>> START

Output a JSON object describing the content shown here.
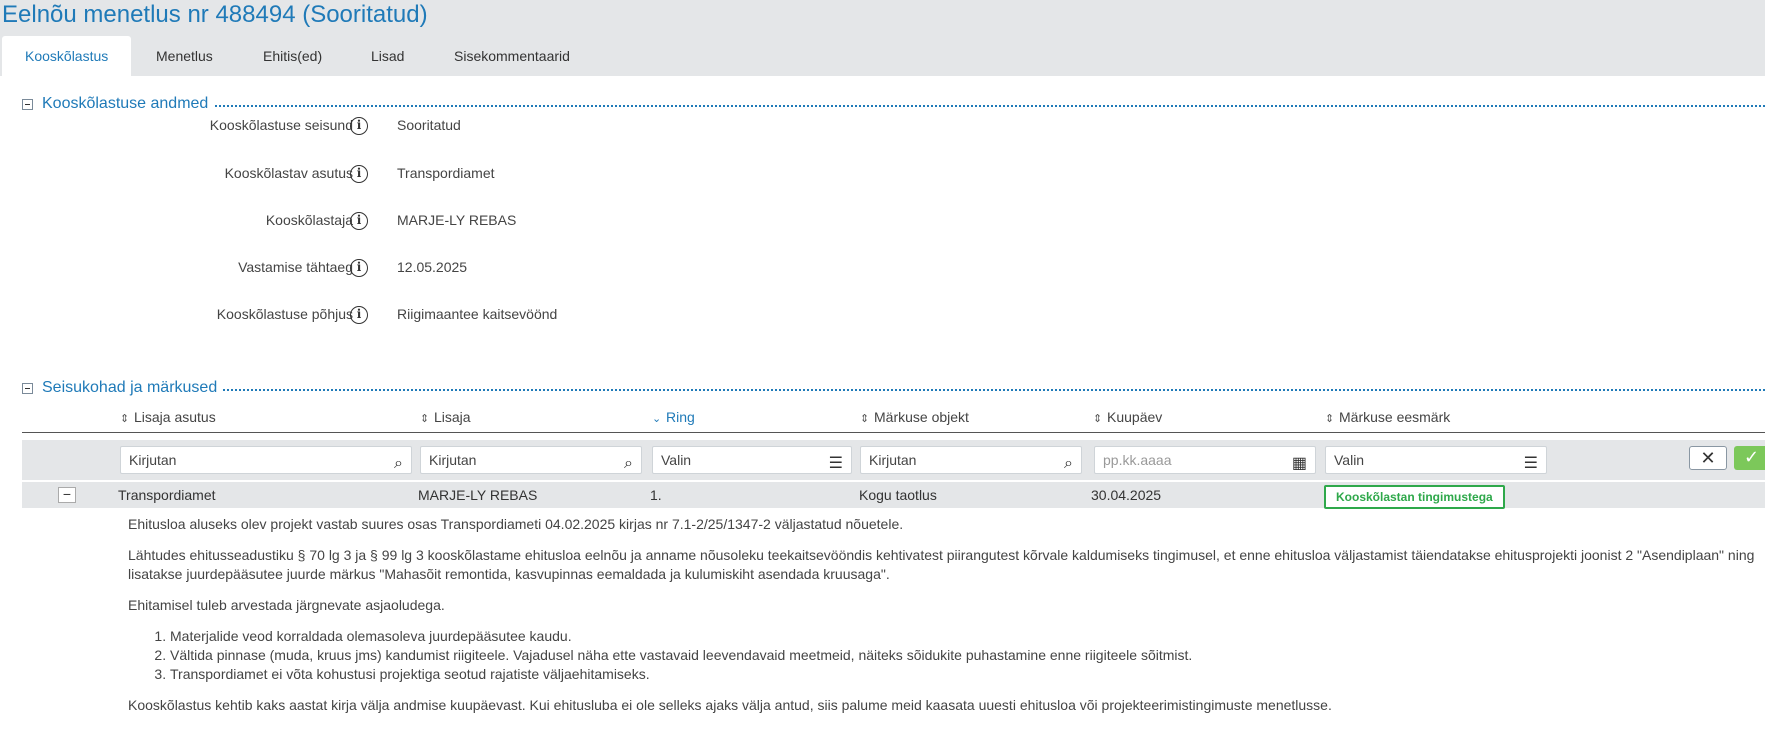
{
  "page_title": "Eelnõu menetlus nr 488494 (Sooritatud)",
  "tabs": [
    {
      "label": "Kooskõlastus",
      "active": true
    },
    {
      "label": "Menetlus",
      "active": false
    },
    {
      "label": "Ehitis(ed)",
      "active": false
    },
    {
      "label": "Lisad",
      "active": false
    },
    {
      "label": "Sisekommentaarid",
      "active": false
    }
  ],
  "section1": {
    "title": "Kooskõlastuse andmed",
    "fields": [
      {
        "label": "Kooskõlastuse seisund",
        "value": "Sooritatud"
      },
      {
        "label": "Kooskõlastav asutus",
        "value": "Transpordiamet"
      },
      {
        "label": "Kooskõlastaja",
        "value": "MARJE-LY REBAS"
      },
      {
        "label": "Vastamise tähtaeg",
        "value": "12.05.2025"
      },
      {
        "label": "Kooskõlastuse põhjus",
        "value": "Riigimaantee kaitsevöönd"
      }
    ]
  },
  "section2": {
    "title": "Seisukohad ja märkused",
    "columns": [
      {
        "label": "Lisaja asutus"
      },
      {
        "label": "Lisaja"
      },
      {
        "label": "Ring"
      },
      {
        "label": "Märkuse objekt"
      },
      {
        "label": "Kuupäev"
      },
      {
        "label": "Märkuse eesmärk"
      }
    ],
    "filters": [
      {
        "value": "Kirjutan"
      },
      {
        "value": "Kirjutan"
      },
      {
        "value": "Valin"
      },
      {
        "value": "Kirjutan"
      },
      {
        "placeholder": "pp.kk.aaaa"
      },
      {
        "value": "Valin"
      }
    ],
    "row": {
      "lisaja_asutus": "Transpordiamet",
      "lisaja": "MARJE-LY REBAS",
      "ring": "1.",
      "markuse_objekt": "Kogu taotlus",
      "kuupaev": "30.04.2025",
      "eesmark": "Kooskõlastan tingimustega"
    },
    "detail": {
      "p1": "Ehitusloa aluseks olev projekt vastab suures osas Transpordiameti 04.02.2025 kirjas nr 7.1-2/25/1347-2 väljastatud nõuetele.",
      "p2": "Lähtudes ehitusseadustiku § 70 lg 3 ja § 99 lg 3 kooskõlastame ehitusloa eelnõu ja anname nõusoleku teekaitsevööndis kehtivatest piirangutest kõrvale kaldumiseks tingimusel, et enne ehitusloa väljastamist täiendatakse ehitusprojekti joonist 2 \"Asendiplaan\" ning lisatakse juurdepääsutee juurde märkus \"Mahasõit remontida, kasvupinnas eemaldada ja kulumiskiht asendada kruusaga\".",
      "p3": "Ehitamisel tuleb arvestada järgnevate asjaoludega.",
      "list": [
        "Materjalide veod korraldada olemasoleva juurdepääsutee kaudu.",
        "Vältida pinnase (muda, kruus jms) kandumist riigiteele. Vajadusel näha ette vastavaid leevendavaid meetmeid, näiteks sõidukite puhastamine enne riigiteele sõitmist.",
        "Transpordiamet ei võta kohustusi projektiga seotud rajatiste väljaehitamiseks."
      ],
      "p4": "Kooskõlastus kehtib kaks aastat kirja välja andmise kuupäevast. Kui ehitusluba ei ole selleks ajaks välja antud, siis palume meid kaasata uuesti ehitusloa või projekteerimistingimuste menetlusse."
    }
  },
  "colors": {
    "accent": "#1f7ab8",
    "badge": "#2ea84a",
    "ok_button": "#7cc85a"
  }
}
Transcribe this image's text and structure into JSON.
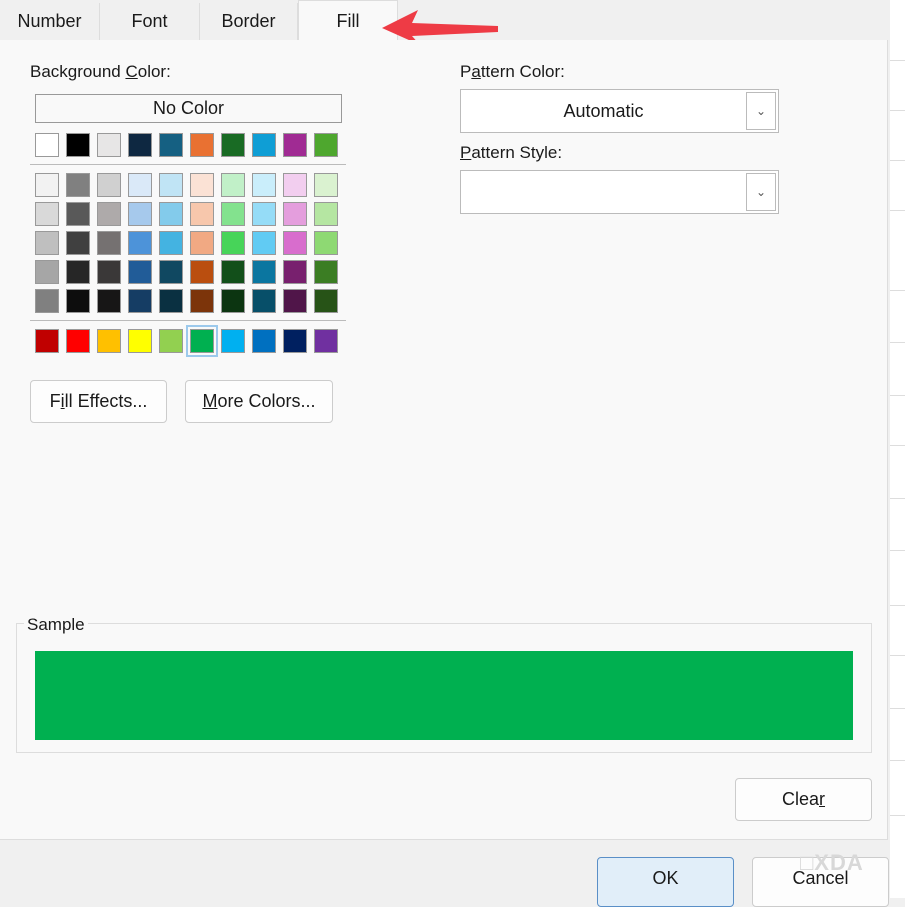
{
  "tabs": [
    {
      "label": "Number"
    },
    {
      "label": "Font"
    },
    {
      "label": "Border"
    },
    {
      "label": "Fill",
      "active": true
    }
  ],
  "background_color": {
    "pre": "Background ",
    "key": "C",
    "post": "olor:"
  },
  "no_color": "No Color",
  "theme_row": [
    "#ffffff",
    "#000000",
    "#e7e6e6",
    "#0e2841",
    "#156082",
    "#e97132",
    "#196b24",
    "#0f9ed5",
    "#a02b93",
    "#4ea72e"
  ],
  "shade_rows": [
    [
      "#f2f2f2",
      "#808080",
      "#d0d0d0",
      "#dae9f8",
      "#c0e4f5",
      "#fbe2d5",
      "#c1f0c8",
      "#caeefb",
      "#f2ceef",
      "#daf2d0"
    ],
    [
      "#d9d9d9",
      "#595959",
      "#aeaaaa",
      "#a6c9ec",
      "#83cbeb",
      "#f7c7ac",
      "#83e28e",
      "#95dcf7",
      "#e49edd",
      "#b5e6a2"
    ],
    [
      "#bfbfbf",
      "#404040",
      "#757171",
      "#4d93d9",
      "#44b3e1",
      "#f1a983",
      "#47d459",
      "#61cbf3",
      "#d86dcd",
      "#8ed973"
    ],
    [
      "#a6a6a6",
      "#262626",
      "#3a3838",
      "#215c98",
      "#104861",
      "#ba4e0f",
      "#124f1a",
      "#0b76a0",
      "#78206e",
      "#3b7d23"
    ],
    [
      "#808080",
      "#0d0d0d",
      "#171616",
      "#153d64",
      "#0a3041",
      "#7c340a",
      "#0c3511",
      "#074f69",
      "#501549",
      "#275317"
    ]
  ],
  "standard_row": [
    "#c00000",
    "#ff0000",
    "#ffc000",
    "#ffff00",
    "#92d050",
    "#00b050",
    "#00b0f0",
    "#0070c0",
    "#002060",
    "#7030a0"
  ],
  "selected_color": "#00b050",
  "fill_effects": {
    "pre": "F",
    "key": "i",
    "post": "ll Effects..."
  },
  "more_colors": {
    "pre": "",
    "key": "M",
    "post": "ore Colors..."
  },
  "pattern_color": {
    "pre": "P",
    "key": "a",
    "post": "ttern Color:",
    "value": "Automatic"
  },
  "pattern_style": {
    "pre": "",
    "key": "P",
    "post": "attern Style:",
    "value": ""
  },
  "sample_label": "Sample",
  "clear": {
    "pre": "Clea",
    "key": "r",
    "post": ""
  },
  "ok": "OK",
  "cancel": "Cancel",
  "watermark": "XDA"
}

>> END

- **Aim**: Omit the pictures, and quote the material above exactly as given.

- **Output for this task**:
Output a JSON object describing the content shown here.
{
  "page_title": "Eelnõu menetlus nr 488494 (Sooritatud)",
  "tabs": [
    {
      "label": "Kooskõlastus",
      "active": true
    },
    {
      "label": "Menetlus",
      "active": false
    },
    {
      "label": "Ehitis(ed)",
      "active": false
    },
    {
      "label": "Lisad",
      "active": false
    },
    {
      "label": "Sisekommentaarid",
      "active": false
    }
  ],
  "section1": {
    "title": "Kooskõlastuse andmed",
    "fields": [
      {
        "label": "Kooskõlastuse seisund",
        "value": "Sooritatud"
      },
      {
        "label": "Kooskõlastav asutus",
        "value": "Transpordiamet"
      },
      {
        "label": "Kooskõlastaja",
        "value": "MARJE-LY REBAS"
      },
      {
        "label": "Vastamise tähtaeg",
        "value": "12.05.2025"
      },
      {
        "label": "Kooskõlastuse põhjus",
        "value": "Riigimaantee kaitsevöönd"
      }
    ]
  },
  "section2": {
    "title": "Seisukohad ja märkused",
    "columns": [
      {
        "label": "Lisaja asutus"
      },
      {
        "label": "Lisaja"
      },
      {
        "label": "Ring"
      },
      {
        "label": "Märkuse objekt"
      },
      {
        "label": "Kuupäev"
      },
      {
        "label": "Märkuse eesmärk"
      }
    ],
    "filters": [
      {
        "value": "Kirjutan"
      },
      {
        "value": "Kirjutan"
      },
      {
        "value": "Valin"
      },
      {
        "value": "Kirjutan"
      },
      {
        "placeholder": "pp.kk.aaaa"
      },
      {
        "value": "Valin"
      }
    ],
    "row": {
      "lisaja_asutus": "Transpordiamet",
      "lisaja": "MARJE-LY REBAS",
      "ring": "1.",
      "markuse_objekt": "Kogu taotlus",
      "kuupaev": "30.04.2025",
      "eesmark": "Kooskõlastan tingimustega"
    },
    "detail": {
      "p1": "Ehitusloa aluseks olev projekt vastab suures osas Transpordiameti 04.02.2025 kirjas nr 7.1-2/25/1347-2 väljastatud nõuetele.",
      "p2": "Lähtudes ehitusseadustiku § 70 lg 3 ja § 99 lg 3 kooskõlastame ehitusloa eelnõu ja anname nõusoleku teekaitsevööndis kehtivatest piirangutest kõrvale kaldumiseks tingimusel, et enne ehitusloa väljastamist täiendatakse ehitusprojekti joonist 2 \"Asendiplaan\" ning lisatakse juurdepääsutee juurde märkus \"Mahasõit remontida, kasvupinnas eemaldada ja kulumiskiht asendada kruusaga\".",
      "p3": "Ehitamisel tuleb arvestada järgnevate asjaoludega.",
      "list": [
        "Materjalide veod korraldada olemasoleva juurdepääsutee kaudu.",
        "Vältida pinnase (muda, kruus jms) kandumist riigiteele. Vajadusel näha ette vastavaid leevendavaid meetmeid, näiteks sõidukite puhastamine enne riigiteele sõitmist.",
        "Transpordiamet ei võta kohustusi projektiga seotud rajatiste väljaehitamiseks."
      ],
      "p4": "Kooskõlastus kehtib kaks aastat kirja välja andmise kuupäevast. Kui ehitusluba ei ole selleks ajaks välja antud, siis palume meid kaasata uuesti ehitusloa või projekteerimistingimuste menetlusse."
    }
  },
  "colors": {
    "accent": "#1f7ab8",
    "badge": "#2ea84a",
    "ok_button": "#7cc85a"
  }
}
Transcribe this image's text and structure into JSON.
{
  "tabs": [
    {
      "label": "Number"
    },
    {
      "label": "Font"
    },
    {
      "label": "Border"
    },
    {
      "label": "Fill",
      "active": true
    }
  ],
  "background_color": {
    "pre": "Background ",
    "key": "C",
    "post": "olor:"
  },
  "no_color": "No Color",
  "theme_row": [
    "#ffffff",
    "#000000",
    "#e7e6e6",
    "#0e2841",
    "#156082",
    "#e97132",
    "#196b24",
    "#0f9ed5",
    "#a02b93",
    "#4ea72e"
  ],
  "shade_rows": [
    [
      "#f2f2f2",
      "#808080",
      "#d0d0d0",
      "#dae9f8",
      "#c0e4f5",
      "#fbe2d5",
      "#c1f0c8",
      "#caeefb",
      "#f2ceef",
      "#daf2d0"
    ],
    [
      "#d9d9d9",
      "#595959",
      "#aeaaaa",
      "#a6c9ec",
      "#83cbeb",
      "#f7c7ac",
      "#83e28e",
      "#95dcf7",
      "#e49edd",
      "#b5e6a2"
    ],
    [
      "#bfbfbf",
      "#404040",
      "#757171",
      "#4d93d9",
      "#44b3e1",
      "#f1a983",
      "#47d459",
      "#61cbf3",
      "#d86dcd",
      "#8ed973"
    ],
    [
      "#a6a6a6",
      "#262626",
      "#3a3838",
      "#215c98",
      "#104861",
      "#ba4e0f",
      "#124f1a",
      "#0b76a0",
      "#78206e",
      "#3b7d23"
    ],
    [
      "#808080",
      "#0d0d0d",
      "#171616",
      "#153d64",
      "#0a3041",
      "#7c340a",
      "#0c3511",
      "#074f69",
      "#501549",
      "#275317"
    ]
  ],
  "standard_row": [
    "#c00000",
    "#ff0000",
    "#ffc000",
    "#ffff00",
    "#92d050",
    "#00b050",
    "#00b0f0",
    "#0070c0",
    "#002060",
    "#7030a0"
  ],
  "selected_color": "#00b050",
  "fill_effects": {
    "pre": "F",
    "key": "i",
    "post": "ll Effects..."
  },
  "more_colors": {
    "pre": "",
    "key": "M",
    "post": "ore Colors..."
  },
  "pattern_color": {
    "pre": "P",
    "key": "a",
    "post": "ttern Color:",
    "value": "Automatic"
  },
  "pattern_style": {
    "pre": "",
    "key": "P",
    "post": "attern Style:",
    "value": ""
  },
  "sample_label": "Sample",
  "clear": {
    "pre": "Clea",
    "key": "r",
    "post": ""
  },
  "ok": "OK",
  "cancel": "Cancel",
  "watermark": "XDA"
}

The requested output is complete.